Given passage —
^^^^^^^^

Chapter 11 Guidance to answering the practical exercises

Client interviews and meetings

Q1. Watch the recording of interviews available at https://www.youtube.com/watch?v=9wG9Pzx27ZQ and https://www.youtube.com/watch?v=VZY3SF8WBGY&feature=youtu.be

to appraise the interviewer’s performance. Make notes on any:

  1. positive points;
  2. points that can be improved.

It is fair to say these recordings are not ageing so well…and yet I imagine they remain useful resources to bring to some life and drive home the hallmarks of a good and poor interview that are included in Chapter 11.

You will have noted your thoughts on the solicitor’s strengths and weaknesses in the following areas:

  • research skills (see Chapters 7 and 8 for how to improve)
  • case/matter analysis and problem-solving skills (see Chapter 9 for how to improve);
  • oral communicaton (both verbal and non-verbal) (see Chapters 10 11 for how to improve).

You can take your reflection further and consider of the strengths and weaknesses you have identified are those which you might also identify in yourself. This article (about behavioural drivers in transactional analysis) might be of interest to explore why you might be doing the things you are doing, or not.

Q2. Remind yourself of the introductory information about Jack in Example 5 of Chapter 9 (maximum 10 minutes). Pair up with someone who can role play Jack. Let them read through Example 5 of Chapter 9 as their preliminary brief. Use Figure 11.1 to interview Jack (maximum 25 minutes), take a contemporaneous note using Figure 11.2, and write up an attendance note using Figure 11.3 (maximum 25 minutes). Ask your client for feedback.

^^^^^^^^

Information supplied —
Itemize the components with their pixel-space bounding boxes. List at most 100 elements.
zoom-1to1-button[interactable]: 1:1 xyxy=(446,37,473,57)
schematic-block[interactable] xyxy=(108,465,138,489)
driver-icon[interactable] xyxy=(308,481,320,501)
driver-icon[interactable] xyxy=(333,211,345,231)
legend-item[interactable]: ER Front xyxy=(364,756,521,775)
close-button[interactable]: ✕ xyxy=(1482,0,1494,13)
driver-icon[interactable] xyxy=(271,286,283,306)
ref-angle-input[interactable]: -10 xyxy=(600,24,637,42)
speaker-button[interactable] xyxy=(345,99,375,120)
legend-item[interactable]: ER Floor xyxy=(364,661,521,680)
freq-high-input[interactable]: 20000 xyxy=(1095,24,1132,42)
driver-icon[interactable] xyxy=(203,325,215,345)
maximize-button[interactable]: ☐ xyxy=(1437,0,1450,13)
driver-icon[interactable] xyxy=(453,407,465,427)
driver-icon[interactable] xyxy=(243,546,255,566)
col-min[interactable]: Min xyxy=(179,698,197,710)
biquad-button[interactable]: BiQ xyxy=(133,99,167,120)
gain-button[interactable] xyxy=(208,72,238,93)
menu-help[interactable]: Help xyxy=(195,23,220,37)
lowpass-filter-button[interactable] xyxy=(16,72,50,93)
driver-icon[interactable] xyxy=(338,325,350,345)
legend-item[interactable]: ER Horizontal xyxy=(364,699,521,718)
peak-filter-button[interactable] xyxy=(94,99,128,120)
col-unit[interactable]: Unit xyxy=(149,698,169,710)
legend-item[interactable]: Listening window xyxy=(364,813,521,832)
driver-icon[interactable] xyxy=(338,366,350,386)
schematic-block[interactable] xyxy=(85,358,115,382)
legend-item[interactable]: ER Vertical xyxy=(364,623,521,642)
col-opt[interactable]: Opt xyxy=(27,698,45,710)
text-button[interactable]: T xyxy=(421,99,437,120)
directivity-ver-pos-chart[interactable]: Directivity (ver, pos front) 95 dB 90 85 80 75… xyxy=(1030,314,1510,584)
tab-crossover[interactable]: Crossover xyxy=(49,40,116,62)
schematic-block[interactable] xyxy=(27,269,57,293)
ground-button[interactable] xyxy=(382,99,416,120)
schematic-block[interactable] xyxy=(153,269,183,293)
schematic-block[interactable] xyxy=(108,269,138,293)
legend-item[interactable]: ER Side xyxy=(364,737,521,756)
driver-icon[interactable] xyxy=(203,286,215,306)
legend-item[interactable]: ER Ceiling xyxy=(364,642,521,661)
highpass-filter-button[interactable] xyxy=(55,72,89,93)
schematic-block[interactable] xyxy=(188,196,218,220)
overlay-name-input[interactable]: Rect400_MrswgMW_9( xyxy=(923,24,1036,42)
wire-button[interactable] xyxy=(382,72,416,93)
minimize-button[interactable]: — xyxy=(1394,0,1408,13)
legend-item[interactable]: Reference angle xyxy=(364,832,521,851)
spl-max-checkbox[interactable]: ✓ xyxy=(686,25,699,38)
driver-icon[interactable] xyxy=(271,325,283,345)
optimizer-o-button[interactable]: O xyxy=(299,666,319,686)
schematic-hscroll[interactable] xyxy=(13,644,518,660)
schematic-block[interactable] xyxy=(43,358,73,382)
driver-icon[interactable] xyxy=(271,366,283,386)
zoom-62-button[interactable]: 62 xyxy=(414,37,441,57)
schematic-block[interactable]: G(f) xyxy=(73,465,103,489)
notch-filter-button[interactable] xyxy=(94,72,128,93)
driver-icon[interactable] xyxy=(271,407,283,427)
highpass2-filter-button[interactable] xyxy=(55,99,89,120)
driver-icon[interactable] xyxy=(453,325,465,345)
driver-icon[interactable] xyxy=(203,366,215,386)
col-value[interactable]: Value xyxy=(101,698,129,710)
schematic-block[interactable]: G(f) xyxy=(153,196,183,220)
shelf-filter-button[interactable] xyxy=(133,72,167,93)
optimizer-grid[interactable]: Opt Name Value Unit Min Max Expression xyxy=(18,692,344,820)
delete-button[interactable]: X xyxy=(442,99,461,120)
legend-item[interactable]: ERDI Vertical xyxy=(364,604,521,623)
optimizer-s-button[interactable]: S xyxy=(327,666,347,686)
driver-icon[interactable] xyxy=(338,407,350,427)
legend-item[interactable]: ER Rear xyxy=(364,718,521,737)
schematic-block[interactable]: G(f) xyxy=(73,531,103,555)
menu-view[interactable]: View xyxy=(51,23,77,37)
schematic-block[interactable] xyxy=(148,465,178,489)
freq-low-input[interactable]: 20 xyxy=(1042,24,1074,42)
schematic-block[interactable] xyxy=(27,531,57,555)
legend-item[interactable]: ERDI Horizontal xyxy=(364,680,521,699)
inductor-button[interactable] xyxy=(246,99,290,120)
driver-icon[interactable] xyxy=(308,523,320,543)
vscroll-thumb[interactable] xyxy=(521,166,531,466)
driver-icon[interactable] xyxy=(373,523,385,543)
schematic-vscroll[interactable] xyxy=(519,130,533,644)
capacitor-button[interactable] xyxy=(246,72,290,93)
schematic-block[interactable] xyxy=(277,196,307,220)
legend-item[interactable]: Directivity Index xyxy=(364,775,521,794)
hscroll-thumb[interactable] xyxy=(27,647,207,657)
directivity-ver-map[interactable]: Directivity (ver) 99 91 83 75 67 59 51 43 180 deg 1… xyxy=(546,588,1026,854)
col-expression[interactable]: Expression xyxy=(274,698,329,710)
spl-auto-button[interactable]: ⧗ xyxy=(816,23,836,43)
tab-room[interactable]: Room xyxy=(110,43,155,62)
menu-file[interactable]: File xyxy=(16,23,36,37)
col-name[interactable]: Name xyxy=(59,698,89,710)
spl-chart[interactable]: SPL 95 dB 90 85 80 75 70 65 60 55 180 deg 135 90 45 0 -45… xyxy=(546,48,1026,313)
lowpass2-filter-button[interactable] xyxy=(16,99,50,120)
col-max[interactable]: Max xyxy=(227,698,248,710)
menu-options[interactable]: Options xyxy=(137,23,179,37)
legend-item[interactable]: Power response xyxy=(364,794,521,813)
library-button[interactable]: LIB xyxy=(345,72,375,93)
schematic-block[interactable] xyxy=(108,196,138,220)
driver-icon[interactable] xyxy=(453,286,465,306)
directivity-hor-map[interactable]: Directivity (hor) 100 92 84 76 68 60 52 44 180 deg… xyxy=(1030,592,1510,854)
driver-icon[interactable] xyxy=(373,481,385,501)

^^^^^^^^

Direction 1 — Print the part of the guidance on practical exercises that opens with the words containing "It is fair to" and closes with "8 for how to improve)".
Direction 2 — Do these statements agree with the guidance on practical exercises? Answer yes or no for each and quote the words that decide it. (a) The interview with Jack should last no more than 25 minutes. (b) The guidance describes the recordings as having aged well. (c) Chapters 7 and 8 are given as the place to improve research skills.
Direction 3 — Pick up the guidance on practical exercises after its final sentence and carry it forward.

Written response 1 —
It is fair to say these recordings are not ageing so well…and yet I imagine they remain useful resources to bring to some life and drive home the hallmarks of a good and poor interview that are included in Chapter 11.

You will have noted your thoughts on the solicitor’s strengths and weaknesses in the following areas:

  • research skills (see Chapters 7 and 8 for how to improve)

Written response 2 —
(a) Yes: "Use Figure 11.1 to interview Jack (maximum 25 minutes)"
(b) No: "It is fair to say these recordings are not ageing so well"
(c) Yes: "research skills (see Chapters 7 and 8 for how to improve)"

Written response 3 —
Increasingly lecturers are incorporating these role plays, used in professional postgraduate training, into their undergraduate teaching. They give you an excellent opportunity to make mistakes and learn from them in time for when it actually matters. They can feel very awkward at first (often more so when you are role-playing with a friend) but keep in role and they will teach you well. In particular, go back to your own reflection on your strengths and weaknesses from the exercise in Q1. Now reflect on whether the feedback you received supports the conclusions you drew. Sometimes we are too critical of ourselves; other times, it takes an exercise like this to pull us out of denial and into reality about an area which would benefit from our attention.

Q3. Reverse the roles at 2 above. Reflect on how your experience of role-playing a client will inform your interview practice going forward.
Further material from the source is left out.